▶ [STATED PROBLEM] Extract each line of the data below exactly as written.

▶ [GIVEN DATA]
+===+
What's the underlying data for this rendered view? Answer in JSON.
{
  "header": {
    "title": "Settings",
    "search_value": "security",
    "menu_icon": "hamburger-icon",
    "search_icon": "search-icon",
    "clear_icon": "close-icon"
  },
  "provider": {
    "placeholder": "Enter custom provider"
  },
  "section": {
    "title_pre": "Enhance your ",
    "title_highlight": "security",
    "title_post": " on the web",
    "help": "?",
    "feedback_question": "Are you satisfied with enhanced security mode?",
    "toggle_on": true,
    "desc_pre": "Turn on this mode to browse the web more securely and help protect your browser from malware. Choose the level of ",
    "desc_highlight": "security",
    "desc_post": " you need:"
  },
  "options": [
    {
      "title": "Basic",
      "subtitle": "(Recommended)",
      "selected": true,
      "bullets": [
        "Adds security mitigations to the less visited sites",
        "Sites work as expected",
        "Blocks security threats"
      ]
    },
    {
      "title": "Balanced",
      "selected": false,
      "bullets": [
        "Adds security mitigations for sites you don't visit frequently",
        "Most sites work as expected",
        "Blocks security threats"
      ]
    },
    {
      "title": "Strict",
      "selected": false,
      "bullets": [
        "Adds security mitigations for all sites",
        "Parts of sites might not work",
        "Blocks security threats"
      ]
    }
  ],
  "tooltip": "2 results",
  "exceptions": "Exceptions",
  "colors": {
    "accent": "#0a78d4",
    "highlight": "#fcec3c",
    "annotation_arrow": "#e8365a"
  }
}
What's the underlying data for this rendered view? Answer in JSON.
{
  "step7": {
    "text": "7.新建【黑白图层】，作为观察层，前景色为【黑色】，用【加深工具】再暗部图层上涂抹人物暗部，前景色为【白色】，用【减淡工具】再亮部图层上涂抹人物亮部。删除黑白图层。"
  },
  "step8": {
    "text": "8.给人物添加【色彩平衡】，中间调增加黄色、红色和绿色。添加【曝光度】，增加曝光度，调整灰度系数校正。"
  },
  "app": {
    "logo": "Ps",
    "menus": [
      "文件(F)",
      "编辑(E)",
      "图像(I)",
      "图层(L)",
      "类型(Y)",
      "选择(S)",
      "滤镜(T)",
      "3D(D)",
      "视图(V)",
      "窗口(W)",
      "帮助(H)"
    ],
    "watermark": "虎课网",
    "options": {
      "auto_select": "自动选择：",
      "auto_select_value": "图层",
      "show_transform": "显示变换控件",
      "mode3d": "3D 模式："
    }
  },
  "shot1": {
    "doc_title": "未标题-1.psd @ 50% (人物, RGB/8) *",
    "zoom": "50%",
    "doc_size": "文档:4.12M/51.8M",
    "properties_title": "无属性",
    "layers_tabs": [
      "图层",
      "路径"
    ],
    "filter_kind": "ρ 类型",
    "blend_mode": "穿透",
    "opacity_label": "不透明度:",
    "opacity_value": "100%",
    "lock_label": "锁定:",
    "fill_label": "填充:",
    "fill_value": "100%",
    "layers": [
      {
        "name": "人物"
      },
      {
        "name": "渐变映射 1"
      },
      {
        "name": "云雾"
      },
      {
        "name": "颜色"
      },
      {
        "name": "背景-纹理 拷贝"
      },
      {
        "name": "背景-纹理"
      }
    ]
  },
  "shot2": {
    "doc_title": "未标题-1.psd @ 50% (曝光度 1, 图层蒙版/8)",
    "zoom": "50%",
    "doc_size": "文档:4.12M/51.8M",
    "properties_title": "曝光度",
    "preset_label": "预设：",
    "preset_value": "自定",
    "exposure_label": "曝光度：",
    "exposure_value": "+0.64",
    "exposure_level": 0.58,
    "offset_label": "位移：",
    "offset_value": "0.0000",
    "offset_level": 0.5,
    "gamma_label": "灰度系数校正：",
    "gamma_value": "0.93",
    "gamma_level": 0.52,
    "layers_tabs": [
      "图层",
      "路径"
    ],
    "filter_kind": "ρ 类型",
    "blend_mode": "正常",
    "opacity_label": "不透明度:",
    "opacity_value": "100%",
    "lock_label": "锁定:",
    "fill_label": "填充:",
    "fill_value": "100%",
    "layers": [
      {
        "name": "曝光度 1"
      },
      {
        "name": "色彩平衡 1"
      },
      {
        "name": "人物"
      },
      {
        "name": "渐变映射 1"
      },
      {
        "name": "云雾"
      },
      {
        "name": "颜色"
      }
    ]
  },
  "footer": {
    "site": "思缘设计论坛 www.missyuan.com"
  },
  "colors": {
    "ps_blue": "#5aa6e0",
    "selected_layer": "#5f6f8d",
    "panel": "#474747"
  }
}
+===+
▶ [OUTPUT BELOW]
What's the underlying data for this rendered view? Answer in JSON.
{
  "header": {
    "title": "Settings",
    "search_value": "security",
    "menu_icon": "hamburger-icon",
    "search_icon": "search-icon",
    "clear_icon": "close-icon"
  },
  "provider": {
    "placeholder": "Enter custom provider"
  },
  "section": {
    "title_pre": "Enhance your ",
    "title_highlight": "security",
    "title_post": " on the web",
    "help": "?",
    "feedback_question": "Are you satisfied with enhanced security mode?",
    "toggle_on": true,
    "desc_pre": "Turn on this mode to browse the web more securely and help protect your browser from malware. Choose the level of ",
    "desc_highlight": "security",
    "desc_post": " you need:"
  },
  "options": [
    {
      "title": "Basic",
      "subtitle": "(Recommended)",
      "selected": true,
      "bullets": [
        "Adds security mitigations to the less visited sites",
        "Sites work as expected",
        "Blocks security threats"
      ]
    },
    {
      "title": "Balanced",
      "selected": false,
      "bullets": [
        "Adds security mitigations for sites you don't visit frequently",
        "Most sites work as expected",
        "Blocks security threats"
      ]
    },
    {
      "title": "Strict",
      "selected": false,
      "bullets": [
        "Adds security mitigations for all sites",
        "Parts of sites might not work",
        "Blocks security threats"
      ]
    }
  ],
  "tooltip": "2 results",
  "exceptions": "Exceptions",
  "colors": {
    "accent": "#0a78d4",
    "highlight": "#fcec3c",
    "annotation_arrow": "#e8365a"
  }
}
What's the underlying data for this rendered view? Answer in JSON.
{
  "step7": {
    "text": "7.新建【黑白图层】，作为观察层，前景色为【黑色】，用【加深工具】再暗部图层上涂抹人物暗部，前景色为【白色】，用【减淡工具】再亮部图层上涂抹人物亮部。删除黑白图层。"
  },
  "step8": {
    "text": "8.给人物添加【色彩平衡】，中间调增加黄色、红色和绿色。添加【曝光度】，增加曝光度，调整灰度系数校正。"
  },
  "app": {
    "logo": "Ps",
    "menus": [
      "文件(F)",
      "编辑(E)",
      "图像(I)",
      "图层(L)",
      "类型(Y)",
      "选择(S)",
      "滤镜(T)",
      "3D(D)",
      "视图(V)",
      "窗口(W)",
      "帮助(H)"
    ],
    "watermark": "虎课网",
    "options": {
      "auto_select": "自动选择：",
      "auto_select_value": "图层",
      "show_transform": "显示变换控件",
      "mode3d": "3D 模式："
    }
  },
  "shot1": {
    "doc_title": "未标题-1.psd @ 50% (人物, RGB/8) *",
    "zoom": "50%",
    "doc_size": "文档:4.12M/51.8M",
    "properties_title": "无属性",
    "layers_tabs": [
      "图层",
      "路径"
    ],
    "filter_kind": "ρ 类型",
    "blend_mode": "穿透",
    "opacity_label": "不透明度:",
    "opacity_value": "100%",
    "lock_label": "锁定:",
    "fill_label": "填充:",
    "fill_value": "100%",
    "layers": [
      {
        "name": "人物"
      },
      {
        "name": "渐变映射 1"
      },
      {
        "name": "云雾"
      },
      {
        "name": "颜色"
      },
      {
        "name": "背景-纹理 拷贝"
      },
      {
        "name": "背景-纹理"
      }
    ]
  },
  "shot2": {
    "doc_title": "未标题-1.psd @ 50% (曝光度 1, 图层蒙版/8)",
    "zoom": "50%",
    "doc_size": "文档:4.12M/51.8M",
    "properties_title": "曝光度",
    "preset_label": "预设：",
    "preset_value": "自定",
    "exposure_label": "曝光度：",
    "exposure_value": "+0.64",
    "exposure_level": 0.58,
    "offset_label": "位移：",
    "offset_value": "0.0000",
    "offset_level": 0.5,
    "gamma_label": "灰度系数校正：",
    "gamma_value": "0.93",
    "gamma_level": 0.52,
    "layers_tabs": [
      "图层",
      "路径"
    ],
    "filter_kind": "ρ 类型",
    "blend_mode": "正常",
    "opacity_label": "不透明度:",
    "opacity_value": "100%",
    "lock_label": "锁定:",
    "fill_label": "填充:",
    "fill_value": "100%",
    "layers": [
      {
        "name": "曝光度 1"
      },
      {
        "name": "色彩平衡 1"
      },
      {
        "name": "人物"
      },
      {
        "name": "渐变映射 1"
      },
      {
        "name": "云雾"
      },
      {
        "name": "颜色"
      }
    ]
  },
  "footer": {
    "site": "思缘设计论坛 www.missyuan.com"
  },
  "colors": {
    "ps_blue": "#5aa6e0",
    "selected_layer": "#5f6f8d",
    "panel": "#474747"
  }
}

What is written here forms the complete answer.